Segment Open

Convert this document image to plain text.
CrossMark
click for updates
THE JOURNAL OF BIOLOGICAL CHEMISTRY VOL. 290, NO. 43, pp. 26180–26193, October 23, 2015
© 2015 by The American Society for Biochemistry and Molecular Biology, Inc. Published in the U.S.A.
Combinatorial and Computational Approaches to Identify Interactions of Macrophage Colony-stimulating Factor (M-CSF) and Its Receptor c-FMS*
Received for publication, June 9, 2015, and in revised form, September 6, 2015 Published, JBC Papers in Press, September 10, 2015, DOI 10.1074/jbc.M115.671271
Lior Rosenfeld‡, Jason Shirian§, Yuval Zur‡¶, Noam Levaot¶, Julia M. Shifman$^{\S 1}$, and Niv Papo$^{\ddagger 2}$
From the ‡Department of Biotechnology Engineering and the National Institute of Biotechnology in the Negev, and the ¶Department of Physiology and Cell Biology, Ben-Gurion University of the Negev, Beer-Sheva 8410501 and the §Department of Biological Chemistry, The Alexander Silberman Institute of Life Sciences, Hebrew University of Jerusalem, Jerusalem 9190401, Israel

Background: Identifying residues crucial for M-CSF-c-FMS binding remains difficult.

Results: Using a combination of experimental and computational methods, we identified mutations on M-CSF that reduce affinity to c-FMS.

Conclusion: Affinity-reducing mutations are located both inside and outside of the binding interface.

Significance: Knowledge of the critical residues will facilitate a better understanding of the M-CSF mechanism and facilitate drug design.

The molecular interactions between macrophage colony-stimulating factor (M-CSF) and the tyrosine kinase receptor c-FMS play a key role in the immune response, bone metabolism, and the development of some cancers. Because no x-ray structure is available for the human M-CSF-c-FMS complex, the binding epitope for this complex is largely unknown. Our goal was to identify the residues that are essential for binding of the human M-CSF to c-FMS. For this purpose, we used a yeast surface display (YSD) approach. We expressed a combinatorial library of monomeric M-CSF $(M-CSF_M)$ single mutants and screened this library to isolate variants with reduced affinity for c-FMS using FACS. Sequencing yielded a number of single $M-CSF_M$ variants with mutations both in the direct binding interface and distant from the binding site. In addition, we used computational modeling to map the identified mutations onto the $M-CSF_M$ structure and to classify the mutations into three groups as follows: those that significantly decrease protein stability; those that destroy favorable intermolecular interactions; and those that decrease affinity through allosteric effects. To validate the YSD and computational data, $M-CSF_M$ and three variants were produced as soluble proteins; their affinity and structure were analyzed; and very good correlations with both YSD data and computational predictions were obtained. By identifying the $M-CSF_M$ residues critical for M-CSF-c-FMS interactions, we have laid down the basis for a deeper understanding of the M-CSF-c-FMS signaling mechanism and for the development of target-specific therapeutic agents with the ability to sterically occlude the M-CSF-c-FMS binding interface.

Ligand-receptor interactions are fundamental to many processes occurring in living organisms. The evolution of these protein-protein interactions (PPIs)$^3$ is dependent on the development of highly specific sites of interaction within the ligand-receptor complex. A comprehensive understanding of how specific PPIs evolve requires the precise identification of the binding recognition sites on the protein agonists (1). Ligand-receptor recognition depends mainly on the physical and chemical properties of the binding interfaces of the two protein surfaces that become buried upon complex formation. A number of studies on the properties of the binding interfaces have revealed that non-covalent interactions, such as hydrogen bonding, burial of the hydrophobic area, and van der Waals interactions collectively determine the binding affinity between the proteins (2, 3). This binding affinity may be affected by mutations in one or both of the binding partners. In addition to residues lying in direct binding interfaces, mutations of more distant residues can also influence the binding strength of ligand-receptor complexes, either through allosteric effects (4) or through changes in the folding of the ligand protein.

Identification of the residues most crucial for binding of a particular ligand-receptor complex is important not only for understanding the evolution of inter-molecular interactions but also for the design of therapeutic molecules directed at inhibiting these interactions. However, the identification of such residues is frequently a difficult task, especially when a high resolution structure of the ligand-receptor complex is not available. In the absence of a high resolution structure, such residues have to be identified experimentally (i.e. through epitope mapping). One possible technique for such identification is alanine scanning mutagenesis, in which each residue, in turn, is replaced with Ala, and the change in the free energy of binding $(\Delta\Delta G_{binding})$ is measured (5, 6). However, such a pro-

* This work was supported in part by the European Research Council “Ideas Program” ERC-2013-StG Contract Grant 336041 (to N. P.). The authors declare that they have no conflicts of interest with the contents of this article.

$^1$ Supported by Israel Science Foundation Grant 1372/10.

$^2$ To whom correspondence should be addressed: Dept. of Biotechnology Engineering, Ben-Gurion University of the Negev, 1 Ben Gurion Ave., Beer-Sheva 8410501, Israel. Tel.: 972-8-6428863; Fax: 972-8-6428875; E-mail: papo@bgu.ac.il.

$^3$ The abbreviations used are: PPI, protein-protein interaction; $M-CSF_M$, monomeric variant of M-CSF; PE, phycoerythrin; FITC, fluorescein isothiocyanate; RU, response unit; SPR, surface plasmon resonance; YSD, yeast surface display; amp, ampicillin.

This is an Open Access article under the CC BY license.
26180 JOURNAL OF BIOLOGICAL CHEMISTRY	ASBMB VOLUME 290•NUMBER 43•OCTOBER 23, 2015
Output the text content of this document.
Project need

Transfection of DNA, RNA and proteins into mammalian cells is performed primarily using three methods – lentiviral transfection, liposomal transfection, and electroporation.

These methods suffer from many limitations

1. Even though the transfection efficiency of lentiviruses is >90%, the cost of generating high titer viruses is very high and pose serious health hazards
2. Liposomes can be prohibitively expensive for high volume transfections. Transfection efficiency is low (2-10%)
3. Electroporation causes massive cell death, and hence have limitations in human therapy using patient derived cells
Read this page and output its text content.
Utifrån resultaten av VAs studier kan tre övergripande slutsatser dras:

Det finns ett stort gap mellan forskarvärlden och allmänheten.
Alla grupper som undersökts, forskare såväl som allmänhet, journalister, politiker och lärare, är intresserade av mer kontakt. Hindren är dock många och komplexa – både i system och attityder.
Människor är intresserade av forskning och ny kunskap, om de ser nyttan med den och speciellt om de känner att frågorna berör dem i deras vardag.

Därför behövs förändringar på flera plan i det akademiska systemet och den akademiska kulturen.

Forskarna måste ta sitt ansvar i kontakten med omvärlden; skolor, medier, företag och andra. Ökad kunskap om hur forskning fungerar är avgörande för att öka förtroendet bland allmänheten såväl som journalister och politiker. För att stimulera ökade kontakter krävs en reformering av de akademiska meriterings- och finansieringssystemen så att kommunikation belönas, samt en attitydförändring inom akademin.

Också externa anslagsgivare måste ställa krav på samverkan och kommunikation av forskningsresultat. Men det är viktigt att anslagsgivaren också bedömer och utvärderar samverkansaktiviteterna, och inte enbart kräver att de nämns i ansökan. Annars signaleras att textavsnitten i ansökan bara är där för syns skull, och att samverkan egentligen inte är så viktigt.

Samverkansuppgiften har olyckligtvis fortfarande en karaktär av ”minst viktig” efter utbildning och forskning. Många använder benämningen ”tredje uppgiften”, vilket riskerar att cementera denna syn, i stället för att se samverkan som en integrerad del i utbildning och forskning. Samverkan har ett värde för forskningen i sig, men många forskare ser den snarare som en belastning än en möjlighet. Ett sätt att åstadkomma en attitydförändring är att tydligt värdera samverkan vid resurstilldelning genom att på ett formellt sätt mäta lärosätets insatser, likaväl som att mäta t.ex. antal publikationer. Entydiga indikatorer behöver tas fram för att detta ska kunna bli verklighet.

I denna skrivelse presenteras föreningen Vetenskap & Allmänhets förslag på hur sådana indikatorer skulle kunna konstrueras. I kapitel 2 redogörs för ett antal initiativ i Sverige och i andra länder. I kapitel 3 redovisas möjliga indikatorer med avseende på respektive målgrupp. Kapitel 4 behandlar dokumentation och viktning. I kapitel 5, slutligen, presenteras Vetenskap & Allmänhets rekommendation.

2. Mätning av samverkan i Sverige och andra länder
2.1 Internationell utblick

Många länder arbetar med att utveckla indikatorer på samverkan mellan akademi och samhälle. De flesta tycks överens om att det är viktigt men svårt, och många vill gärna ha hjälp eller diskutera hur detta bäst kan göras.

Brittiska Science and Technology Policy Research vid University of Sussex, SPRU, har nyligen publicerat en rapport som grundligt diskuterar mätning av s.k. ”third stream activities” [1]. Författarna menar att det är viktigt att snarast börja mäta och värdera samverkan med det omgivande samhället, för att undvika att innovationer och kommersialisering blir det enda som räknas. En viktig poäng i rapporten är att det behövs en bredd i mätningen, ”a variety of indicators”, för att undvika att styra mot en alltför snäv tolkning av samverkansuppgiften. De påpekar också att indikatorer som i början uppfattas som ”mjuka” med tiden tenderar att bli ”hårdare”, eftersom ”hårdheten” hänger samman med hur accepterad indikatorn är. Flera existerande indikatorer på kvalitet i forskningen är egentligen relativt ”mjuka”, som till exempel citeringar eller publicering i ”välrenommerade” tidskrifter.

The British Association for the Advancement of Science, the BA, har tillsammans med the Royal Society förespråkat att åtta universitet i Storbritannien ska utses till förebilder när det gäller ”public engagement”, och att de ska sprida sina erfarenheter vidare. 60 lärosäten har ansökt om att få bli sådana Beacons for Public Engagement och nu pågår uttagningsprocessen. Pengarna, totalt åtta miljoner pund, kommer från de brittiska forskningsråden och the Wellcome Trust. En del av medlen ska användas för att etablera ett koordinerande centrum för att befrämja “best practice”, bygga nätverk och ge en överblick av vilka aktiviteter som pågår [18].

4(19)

Segment Closed

→ **Exercise**:
All of the lines above that carry the string "journalister" need to be found and copied.

→ **Written answer**:
Alla grupper som undersökts, forskare såväl som allmänhet, journalister, politiker och lärare, är intresserade av mer kontakt. Hindren är dock många och komplexa – både i system och attityder.
Forskarna måste ta sitt ansvar i kontakten med omvärlden; skolor, medier, företag och andra. Ökad kunskap om hur forskning fungerar är avgörande för att öka förtroendet bland allmänheten såväl som journalister och politiker. För att stimulera ökade kontakter krävs en reformering av de akademiska meriterings- och finansieringssystemen så att kommunikation belönas, samt en attitydförändring inom akademin.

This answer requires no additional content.